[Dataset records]
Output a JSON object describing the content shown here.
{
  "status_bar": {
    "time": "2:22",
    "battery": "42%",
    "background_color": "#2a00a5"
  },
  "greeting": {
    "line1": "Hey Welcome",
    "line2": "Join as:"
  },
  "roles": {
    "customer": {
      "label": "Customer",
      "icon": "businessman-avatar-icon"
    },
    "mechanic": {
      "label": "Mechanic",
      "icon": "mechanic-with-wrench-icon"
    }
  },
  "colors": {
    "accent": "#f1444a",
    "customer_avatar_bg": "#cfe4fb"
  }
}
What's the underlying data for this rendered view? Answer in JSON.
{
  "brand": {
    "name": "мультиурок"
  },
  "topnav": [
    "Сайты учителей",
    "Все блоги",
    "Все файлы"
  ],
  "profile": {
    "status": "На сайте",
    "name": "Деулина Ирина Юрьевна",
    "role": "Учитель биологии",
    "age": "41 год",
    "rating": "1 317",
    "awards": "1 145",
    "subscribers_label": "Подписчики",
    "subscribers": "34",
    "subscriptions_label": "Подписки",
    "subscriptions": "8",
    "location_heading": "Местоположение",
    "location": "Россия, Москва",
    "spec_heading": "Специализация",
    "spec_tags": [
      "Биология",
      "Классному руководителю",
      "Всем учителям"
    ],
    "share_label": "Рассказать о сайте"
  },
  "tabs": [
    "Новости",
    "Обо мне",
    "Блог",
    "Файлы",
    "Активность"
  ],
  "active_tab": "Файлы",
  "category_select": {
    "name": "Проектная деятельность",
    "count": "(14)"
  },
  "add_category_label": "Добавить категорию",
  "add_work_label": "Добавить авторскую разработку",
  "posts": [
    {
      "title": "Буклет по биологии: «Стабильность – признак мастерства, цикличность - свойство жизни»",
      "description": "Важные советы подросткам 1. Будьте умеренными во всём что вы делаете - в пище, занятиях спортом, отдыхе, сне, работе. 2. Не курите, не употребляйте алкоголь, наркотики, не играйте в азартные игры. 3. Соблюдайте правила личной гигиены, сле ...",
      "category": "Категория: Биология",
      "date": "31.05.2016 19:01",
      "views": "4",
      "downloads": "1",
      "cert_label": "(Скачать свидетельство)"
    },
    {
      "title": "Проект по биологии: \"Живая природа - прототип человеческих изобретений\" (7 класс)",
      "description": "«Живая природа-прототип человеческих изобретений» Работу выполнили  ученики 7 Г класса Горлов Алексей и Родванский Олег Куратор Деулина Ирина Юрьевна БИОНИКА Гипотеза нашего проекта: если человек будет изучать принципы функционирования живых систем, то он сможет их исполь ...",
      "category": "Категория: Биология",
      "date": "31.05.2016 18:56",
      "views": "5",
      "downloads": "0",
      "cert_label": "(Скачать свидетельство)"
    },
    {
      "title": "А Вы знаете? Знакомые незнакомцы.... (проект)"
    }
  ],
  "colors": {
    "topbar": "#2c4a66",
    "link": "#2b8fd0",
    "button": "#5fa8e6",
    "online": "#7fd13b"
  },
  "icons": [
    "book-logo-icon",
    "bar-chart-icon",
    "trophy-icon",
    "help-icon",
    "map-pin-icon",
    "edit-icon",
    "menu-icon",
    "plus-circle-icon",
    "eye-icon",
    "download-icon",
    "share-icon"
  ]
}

#### [WORK INSTRUCTIONS]
Write out every record, exactly as written.

#### [FINISHED TASK]
Output a JSON object describing the content shown here.
{
  "status_bar": {
    "time": "2:22",
    "battery": "42%",
    "background_color": "#2a00a5"
  },
  "greeting": {
    "line1": "Hey Welcome",
    "line2": "Join as:"
  },
  "roles": {
    "customer": {
      "label": "Customer",
      "icon": "businessman-avatar-icon"
    },
    "mechanic": {
      "label": "Mechanic",
      "icon": "mechanic-with-wrench-icon"
    }
  },
  "colors": {
    "accent": "#f1444a",
    "customer_avatar_bg": "#cfe4fb"
  }
}
What's the underlying data for this rendered view? Answer in JSON.
{
  "brand": {
    "name": "мультиурок"
  },
  "topnav": [
    "Сайты учителей",
    "Все блоги",
    "Все файлы"
  ],
  "profile": {
    "status": "На сайте",
    "name": "Деулина Ирина Юрьевна",
    "role": "Учитель биологии",
    "age": "41 год",
    "rating": "1 317",
    "awards": "1 145",
    "subscribers_label": "Подписчики",
    "subscribers": "34",
    "subscriptions_label": "Подписки",
    "subscriptions": "8",
    "location_heading": "Местоположение",
    "location": "Россия, Москва",
    "spec_heading": "Специализация",
    "spec_tags": [
      "Биология",
      "Классному руководителю",
      "Всем учителям"
    ],
    "share_label": "Рассказать о сайте"
  },
  "tabs": [
    "Новости",
    "Обо мне",
    "Блог",
    "Файлы",
    "Активность"
  ],
  "active_tab": "Файлы",
  "category_select": {
    "name": "Проектная деятельность",
    "count": "(14)"
  },
  "add_category_label": "Добавить категорию",
  "add_work_label": "Добавить авторскую разработку",
  "posts": [
    {
      "title": "Буклет по биологии: «Стабильность – признак мастерства, цикличность - свойство жизни»",
      "description": "Важные советы подросткам 1. Будьте умеренными во всём что вы делаете - в пище, занятиях спортом, отдыхе, сне, работе. 2. Не курите, не употребляйте алкоголь, наркотики, не играйте в азартные игры. 3. Соблюдайте правила личной гигиены, сле ...",
      "category": "Категория: Биология",
      "date": "31.05.2016 19:01",
      "views": "4",
      "downloads": "1",
      "cert_label": "(Скачать свидетельство)"
    },
    {
      "title": "Проект по биологии: \"Живая природа - прототип человеческих изобретений\" (7 класс)",
      "description": "«Живая природа-прототип человеческих изобретений» Работу выполнили  ученики 7 Г класса Горлов Алексей и Родванский Олег Куратор Деулина Ирина Юрьевна БИОНИКА Гипотеза нашего проекта: если человек будет изучать принципы функционирования живых систем, то он сможет их исполь ...",
      "category": "Категория: Биология",
      "date": "31.05.2016 18:56",
      "views": "5",
      "downloads": "0",
      "cert_label": "(Скачать свидетельство)"
    },
    {
      "title": "А Вы знаете? Знакомые незнакомцы.... (проект)"
    }
  ],
  "colors": {
    "topbar": "#2c4a66",
    "link": "#2b8fd0",
    "button": "#5fa8e6",
    "online": "#7fd13b"
  },
  "icons": [
    "book-logo-icon",
    "bar-chart-icon",
    "trophy-icon",
    "help-icon",
    "map-pin-icon",
    "edit-icon",
    "menu-icon",
    "plus-circle-icon",
    "eye-icon",
    "download-icon",
    "share-icon"
  ]
}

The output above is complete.